## [Given information]
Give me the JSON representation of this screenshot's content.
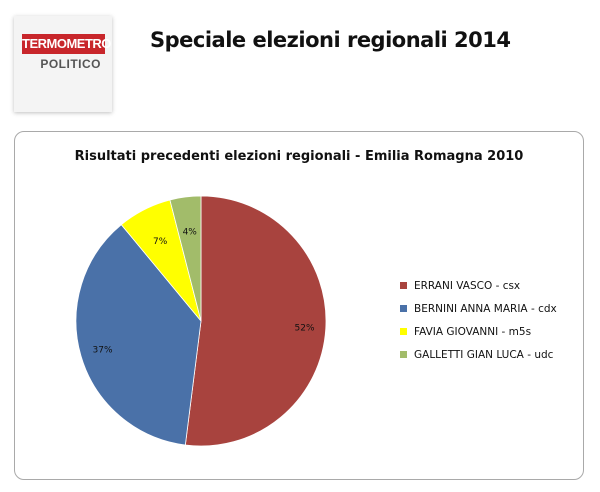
{
  "header": {
    "logo_line1": "TERMOMETRO",
    "logo_line2": "POLITICO",
    "title": "Speciale elezioni regionali 2014"
  },
  "chart_data": {
    "type": "pie",
    "title": "Risultati precedenti elezioni regionali - Emilia Romagna 2010",
    "slices": [
      {
        "label": "ERRANI VASCO - csx",
        "value": 52,
        "display": "52%",
        "color": "#a8433e"
      },
      {
        "label": "BERNINI ANNA MARIA - cdx",
        "value": 37,
        "display": "37%",
        "color": "#4a71a8"
      },
      {
        "label": "FAVIA GIOVANNI - m5s",
        "value": 7,
        "display": "7%",
        "color": "#ffff00"
      },
      {
        "label": "GALLETTI GIAN LUCA - udc",
        "value": 4,
        "display": "4%",
        "color": "#a2bc6a"
      }
    ],
    "legend_position": "right"
  }
}
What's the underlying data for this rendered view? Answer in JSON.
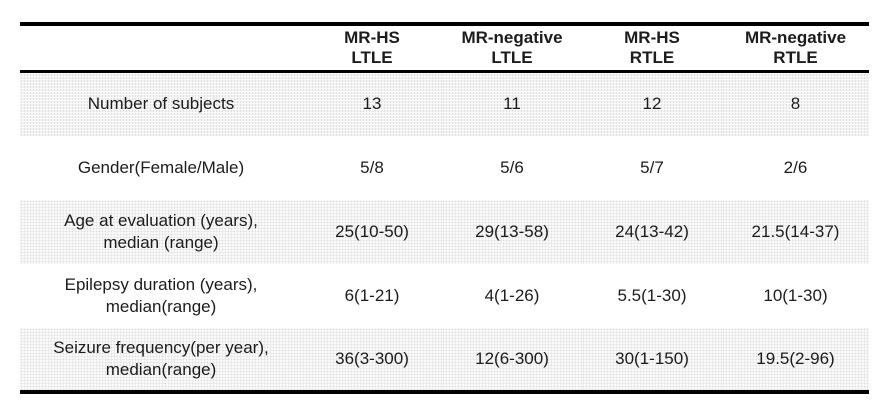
{
  "colors": {
    "border": "#000000",
    "stripe-dot": "#e0e0e0",
    "stripe-bg": "#fbfbfb",
    "text": "#1c1c1c"
  },
  "table": {
    "header_cols": [
      {
        "line1": "MR-HS",
        "line2": "LTLE"
      },
      {
        "line1": "MR-negative",
        "line2": "LTLE"
      },
      {
        "line1": "MR-HS",
        "line2": "RTLE"
      },
      {
        "line1": "MR-negative",
        "line2": "RTLE"
      }
    ],
    "rows": [
      {
        "label_lines": [
          "Number of subjects"
        ],
        "values": [
          "13",
          "11",
          "12",
          "8"
        ]
      },
      {
        "label_lines": [
          "Gender(Female/Male)"
        ],
        "values": [
          "5/8",
          "5/6",
          "5/7",
          "2/6"
        ]
      },
      {
        "label_lines": [
          "Age at evaluation (years),",
          "median (range)"
        ],
        "values": [
          "25(10-50)",
          "29(13-58)",
          "24(13-42)",
          "21.5(14-37)"
        ]
      },
      {
        "label_lines": [
          "Epilepsy duration (years),",
          "median(range)"
        ],
        "values": [
          "6(1-21)",
          "4(1-26)",
          "5.5(1-30)",
          "10(1-30)"
        ]
      },
      {
        "label_lines": [
          "Seizure frequency(per year),",
          "median(range)"
        ],
        "values": [
          "36(3-300)",
          "12(6-300)",
          "30(1-150)",
          "19.5(2-96)"
        ]
      }
    ]
  }
}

## [Challenge]
Nothing in the entries above should change when they are printed again, except that the pictures are dropped.

## [The response]
Give me the JSON representation of this screenshot's content.
{
  "header": {
    "logo_line1": "TERMOMETRO",
    "logo_line2": "POLITICO",
    "title": "Speciale elezioni regionali 2014"
  },
  "chart_data": {
    "type": "pie",
    "title": "Risultati precedenti elezioni regionali - Emilia Romagna 2010",
    "slices": [
      {
        "label": "ERRANI VASCO - csx",
        "value": 52,
        "display": "52%",
        "color": "#a8433e"
      },
      {
        "label": "BERNINI ANNA MARIA - cdx",
        "value": 37,
        "display": "37%",
        "color": "#4a71a8"
      },
      {
        "label": "FAVIA GIOVANNI - m5s",
        "value": 7,
        "display": "7%",
        "color": "#ffff00"
      },
      {
        "label": "GALLETTI GIAN LUCA - udc",
        "value": 4,
        "display": "4%",
        "color": "#a2bc6a"
      }
    ],
    "legend_position": "right"
  }
}
What's the underlying data for this rendered view? Answer in JSON.
{
  "colors": {
    "border": "#000000",
    "stripe-dot": "#e0e0e0",
    "stripe-bg": "#fbfbfb",
    "text": "#1c1c1c"
  },
  "table": {
    "header_cols": [
      {
        "line1": "MR-HS",
        "line2": "LTLE"
      },
      {
        "line1": "MR-negative",
        "line2": "LTLE"
      },
      {
        "line1": "MR-HS",
        "line2": "RTLE"
      },
      {
        "line1": "MR-negative",
        "line2": "RTLE"
      }
    ],
    "rows": [
      {
        "label_lines": [
          "Number of subjects"
        ],
        "values": [
          "13",
          "11",
          "12",
          "8"
        ]
      },
      {
        "label_lines": [
          "Gender(Female/Male)"
        ],
        "values": [
          "5/8",
          "5/6",
          "5/7",
          "2/6"
        ]
      },
      {
        "label_lines": [
          "Age at evaluation (years),",
          "median (range)"
        ],
        "values": [
          "25(10-50)",
          "29(13-58)",
          "24(13-42)",
          "21.5(14-37)"
        ]
      },
      {
        "label_lines": [
          "Epilepsy duration (years),",
          "median(range)"
        ],
        "values": [
          "6(1-21)",
          "4(1-26)",
          "5.5(1-30)",
          "10(1-30)"
        ]
      },
      {
        "label_lines": [
          "Seizure frequency(per year),",
          "median(range)"
        ],
        "values": [
          "36(3-300)",
          "12(6-300)",
          "30(1-150)",
          "19.5(2-96)"
        ]
      }
    ]
  }
}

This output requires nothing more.